### [Task statement]
Exclude the pictures, then repeat the remaining data exactly.

Dataset excerpts
■ ■ ■ ■ ■ ■ ■
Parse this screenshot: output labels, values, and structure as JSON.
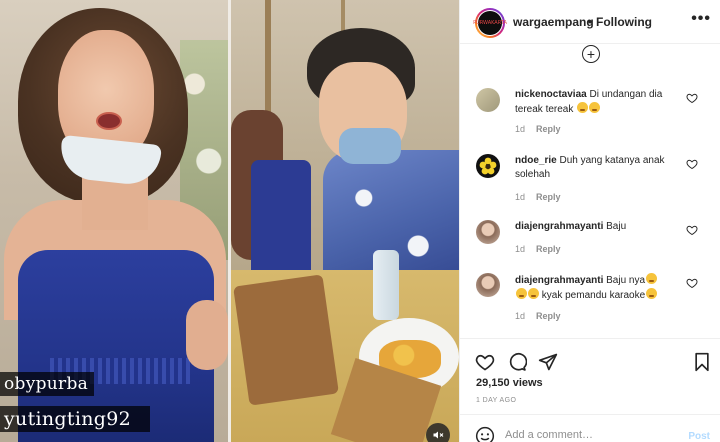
{
  "media": {
    "overlay_tags": [
      "obypurba",
      "yutingting92"
    ]
  },
  "header": {
    "account_name": "wargaempang",
    "avatar_text": "PURWAKARTA",
    "separator": "•",
    "follow_status": "Following",
    "more_label": "•••"
  },
  "load_more_label": "+",
  "comments": [
    {
      "user": "nickenoctaviaa",
      "text": "Di undangan dia tereak tereak",
      "emoji_count": 2,
      "age": "1d",
      "reply": "Reply"
    },
    {
      "user": "ndoe_rie",
      "text": "Duh yang katanya anak solehah",
      "emoji_count": 0,
      "age": "1d",
      "reply": "Reply"
    },
    {
      "user": "diajengrahmayanti",
      "text": "Baju",
      "emoji_count": 0,
      "age": "1d",
      "reply": "Reply"
    },
    {
      "user": "diajengrahmayanti",
      "text": "Baju nya",
      "text2": "kyak pemandu karaoke",
      "emoji_count": 4,
      "age": "1d",
      "reply": "Reply"
    }
  ],
  "stats": {
    "views": "29,150 views",
    "posted": "1 DAY AGO"
  },
  "add_comment": {
    "placeholder": "Add a comment…",
    "post_label": "Post"
  },
  "colors": {
    "post_disabled": "#b3dbff",
    "meta_gray": "#8e8e8e",
    "text": "#262626"
  }
}
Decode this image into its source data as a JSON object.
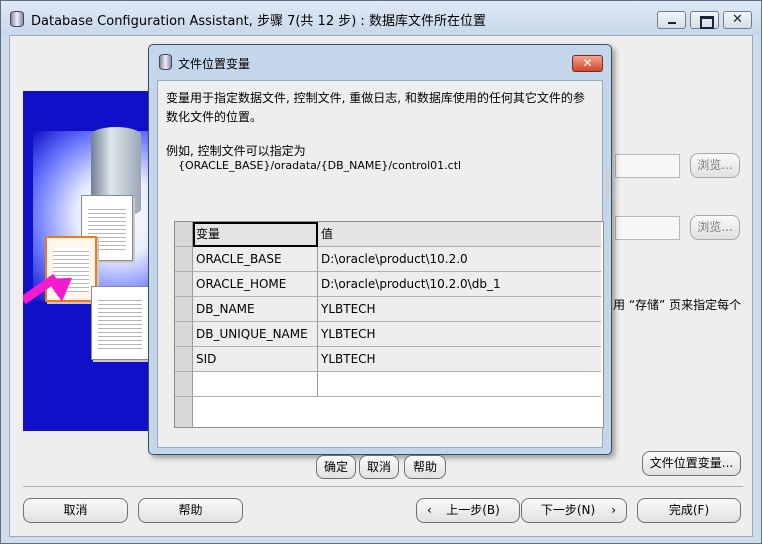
{
  "main_window": {
    "title": "Database Configuration Assistant, 步骤 7(共 12 步) : 数据库文件所在位置",
    "title_controls": {
      "close": "✕"
    },
    "background": {
      "browse_1": "浏览...",
      "browse_2": "浏览...",
      "partial_text": "用 “存储” 页来指定每个",
      "file_location_variables_button": "文件位置变量..."
    },
    "footer": {
      "cancel": "取消",
      "help": "帮助",
      "back": "上一步(B)",
      "next": "下一步(N)",
      "finish": "完成(F)"
    }
  },
  "dialog": {
    "title": "文件位置变量",
    "close_glyph": "✕",
    "description": "变量用于指定数据文件, 控制文件, 重做日志, 和数据库使用的任何其它文件的参数化文件的位置。",
    "example_label": "例如, 控制文件可以指定为",
    "example_path": "{ORACLE_BASE}/oradata/{DB_NAME}/control01.ctl",
    "table": {
      "headers": {
        "variable": "变量",
        "value": "值"
      },
      "rows": [
        {
          "variable": "ORACLE_BASE",
          "value": "D:\\oracle\\product\\10.2.0"
        },
        {
          "variable": "ORACLE_HOME",
          "value": "D:\\oracle\\product\\10.2.0\\db_1"
        },
        {
          "variable": "DB_NAME",
          "value": "YLBTECH"
        },
        {
          "variable": "DB_UNIQUE_NAME",
          "value": "YLBTECH"
        },
        {
          "variable": "SID",
          "value": "YLBTECH"
        }
      ]
    },
    "buttons": {
      "ok": "确定",
      "cancel": "取消",
      "help": "帮助"
    }
  },
  "colors": {
    "title_bar": "#c7d8ea",
    "client_bg": "#eeeeee",
    "illustration_bg": "#1010c8",
    "close_button": "#d4472a",
    "arrow": "#f21bd0"
  }
}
■ ■ ■ ■ ■ ■ ■
### [Answer to the problem]
Parse this screenshot: output labels, values, and structure as JSON.
{
  "media": {
    "overlay_tags": [
      "obypurba",
      "yutingting92"
    ]
  },
  "header": {
    "account_name": "wargaempang",
    "avatar_text": "PURWAKARTA",
    "separator": "•",
    "follow_status": "Following",
    "more_label": "•••"
  },
  "load_more_label": "+",
  "comments": [
    {
      "user": "nickenoctaviaa",
      "text": "Di undangan dia tereak tereak",
      "emoji_count": 2,
      "age": "1d",
      "reply": "Reply"
    },
    {
      "user": "ndoe_rie",
      "text": "Duh yang katanya anak solehah",
      "emoji_count": 0,
      "age": "1d",
      "reply": "Reply"
    },
    {
      "user": "diajengrahmayanti",
      "text": "Baju",
      "emoji_count": 0,
      "age": "1d",
      "reply": "Reply"
    },
    {
      "user": "diajengrahmayanti",
      "text": "Baju nya",
      "text2": "kyak pemandu karaoke",
      "emoji_count": 4,
      "age": "1d",
      "reply": "Reply"
    }
  ],
  "stats": {
    "views": "29,150 views",
    "posted": "1 DAY AGO"
  },
  "add_comment": {
    "placeholder": "Add a comment…",
    "post_label": "Post"
  },
  "colors": {
    "post_disabled": "#b3dbff",
    "meta_gray": "#8e8e8e",
    "text": "#262626"
  }
}
Decode this image into its source data as a JSON object.
{
  "main_window": {
    "title": "Database Configuration Assistant, 步骤 7(共 12 步) : 数据库文件所在位置",
    "title_controls": {
      "close": "✕"
    },
    "background": {
      "browse_1": "浏览...",
      "browse_2": "浏览...",
      "partial_text": "用 “存储” 页来指定每个",
      "file_location_variables_button": "文件位置变量..."
    },
    "footer": {
      "cancel": "取消",
      "help": "帮助",
      "back": "上一步(B)",
      "next": "下一步(N)",
      "finish": "完成(F)"
    }
  },
  "dialog": {
    "title": "文件位置变量",
    "close_glyph": "✕",
    "description": "变量用于指定数据文件, 控制文件, 重做日志, 和数据库使用的任何其它文件的参数化文件的位置。",
    "example_label": "例如, 控制文件可以指定为",
    "example_path": "{ORACLE_BASE}/oradata/{DB_NAME}/control01.ctl",
    "table": {
      "headers": {
        "variable": "变量",
        "value": "值"
      },
      "rows": [
        {
          "variable": "ORACLE_BASE",
          "value": "D:\\oracle\\product\\10.2.0"
        },
        {
          "variable": "ORACLE_HOME",
          "value": "D:\\oracle\\product\\10.2.0\\db_1"
        },
        {
          "variable": "DB_NAME",
          "value": "YLBTECH"
        },
        {
          "variable": "DB_UNIQUE_NAME",
          "value": "YLBTECH"
        },
        {
          "variable": "SID",
          "value": "YLBTECH"
        }
      ]
    },
    "buttons": {
      "ok": "确定",
      "cancel": "取消",
      "help": "帮助"
    }
  },
  "colors": {
    "title_bar": "#c7d8ea",
    "client_bg": "#eeeeee",
    "illustration_bg": "#1010c8",
    "close_button": "#d4472a",
    "arrow": "#f21bd0"
  }
}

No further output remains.